▶ **GIVEN EXERCISE**: Please retype the records below exactly, leaving out any pictures.

▶ **SUPPLIED RECORDS**:
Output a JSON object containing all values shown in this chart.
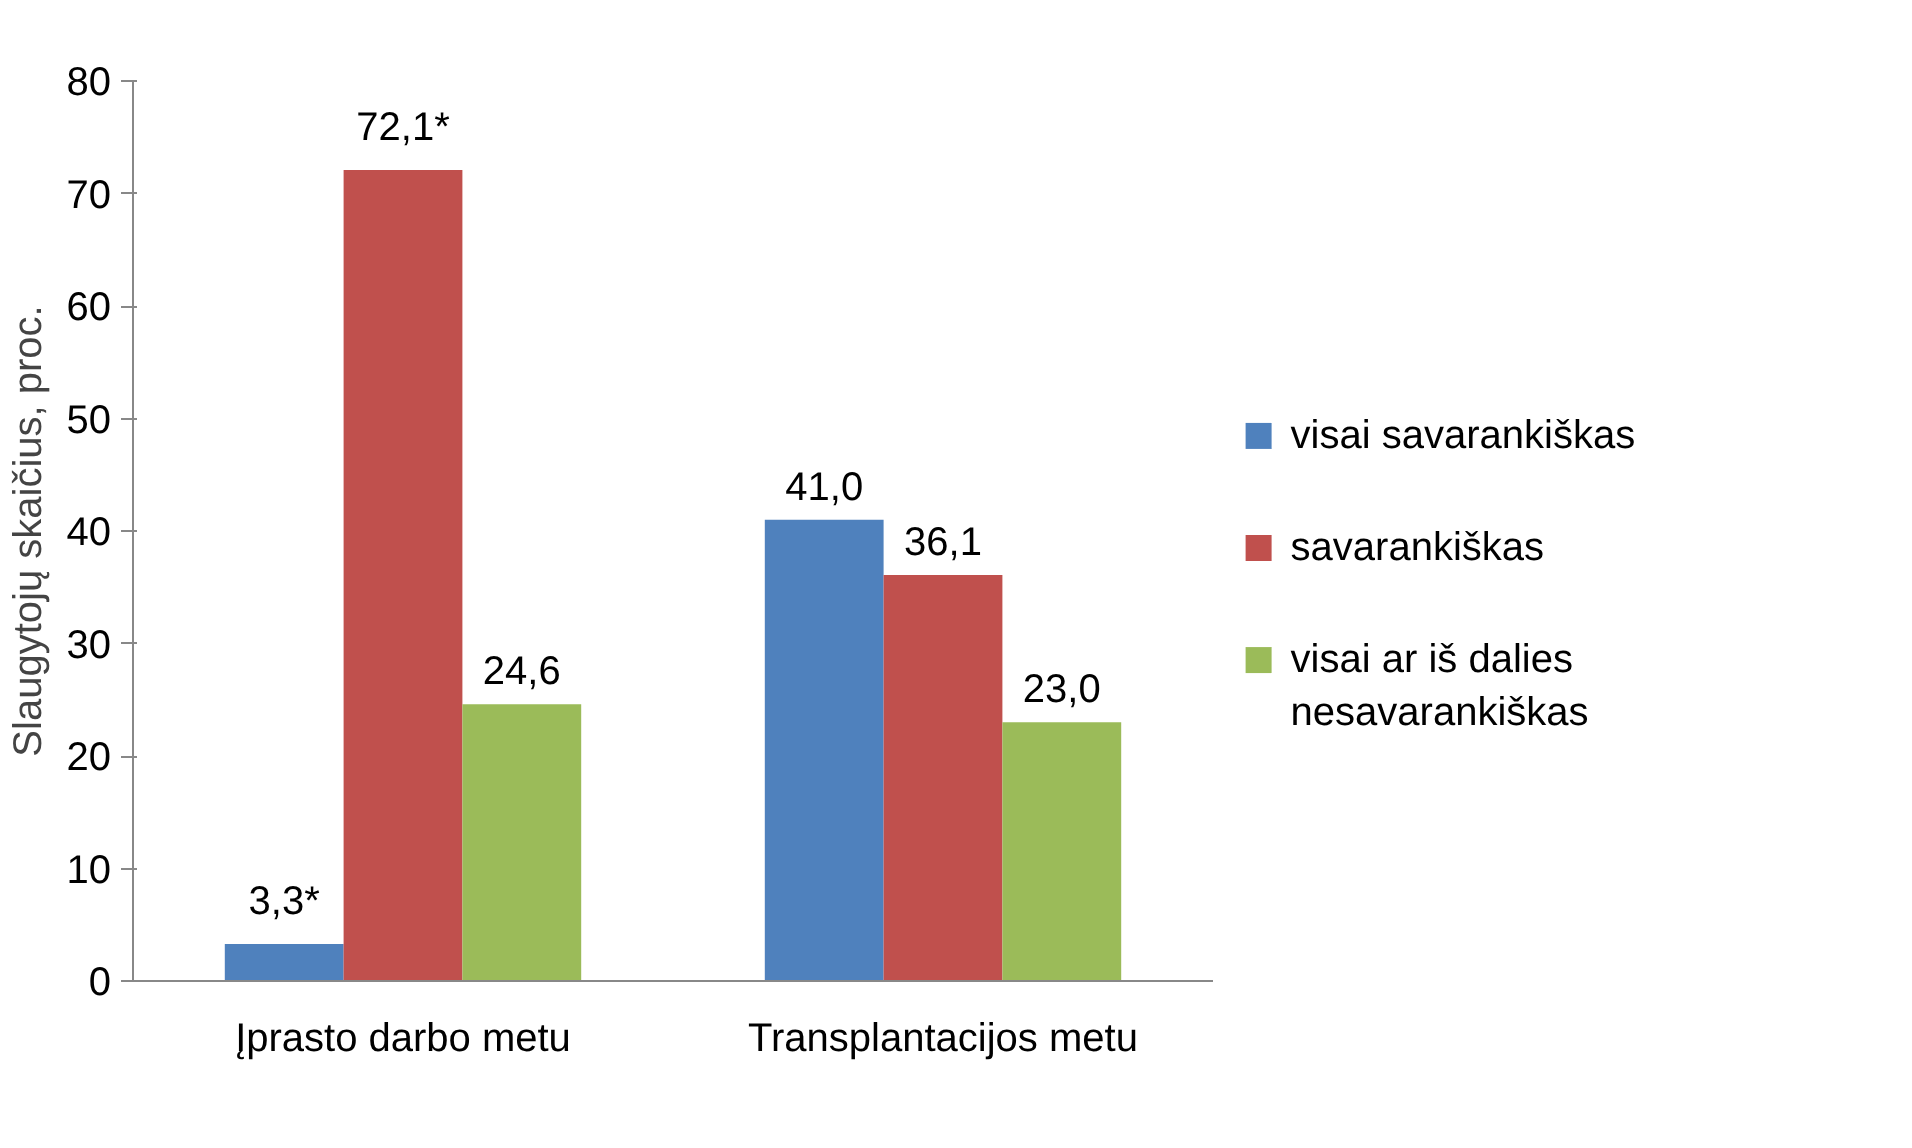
{
  "chart_data": {
    "type": "bar",
    "ylabel": "Slaugytojų skaičius, proc.",
    "categories": [
      "Įprasto darbo metu",
      "Transplantacijos metu"
    ],
    "series": [
      {
        "name": "visai savarankiškas",
        "color": "#4f81bd",
        "values": [
          3.3,
          41.0
        ],
        "value_labels": [
          "3,3*",
          "41,0"
        ]
      },
      {
        "name": "savarankiškas",
        "color": "#c0504d",
        "values": [
          72.1,
          36.1
        ],
        "value_labels": [
          "72,1*",
          "36,1"
        ]
      },
      {
        "name": "visai ar iš dalies nesavarankiškas",
        "color": "#9bbb59",
        "values": [
          24.6,
          23.0
        ],
        "value_labels": [
          "24,6",
          "23,0"
        ]
      }
    ],
    "ylim": [
      0,
      80
    ],
    "yticks": [
      0,
      10,
      20,
      30,
      40,
      50,
      60,
      70,
      80
    ],
    "grid": false,
    "legend": "right"
  }
}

▶ **EXERCISE ANSWER**:
Output a JSON object containing all values shown in this chart.
{
  "chart_data": {
    "type": "bar",
    "ylabel": "Slaugytojų skaičius, proc.",
    "categories": [
      "Įprasto darbo metu",
      "Transplantacijos metu"
    ],
    "series": [
      {
        "name": "visai savarankiškas",
        "color": "#4f81bd",
        "values": [
          3.3,
          41.0
        ],
        "value_labels": [
          "3,3*",
          "41,0"
        ]
      },
      {
        "name": "savarankiškas",
        "color": "#c0504d",
        "values": [
          72.1,
          36.1
        ],
        "value_labels": [
          "72,1*",
          "36,1"
        ]
      },
      {
        "name": "visai ar iš dalies nesavarankiškas",
        "color": "#9bbb59",
        "values": [
          24.6,
          23.0
        ],
        "value_labels": [
          "24,6",
          "23,0"
        ]
      }
    ],
    "ylim": [
      0,
      80
    ],
    "yticks": [
      0,
      10,
      20,
      30,
      40,
      50,
      60,
      70,
      80
    ],
    "grid": false,
    "legend": "right"
  }
}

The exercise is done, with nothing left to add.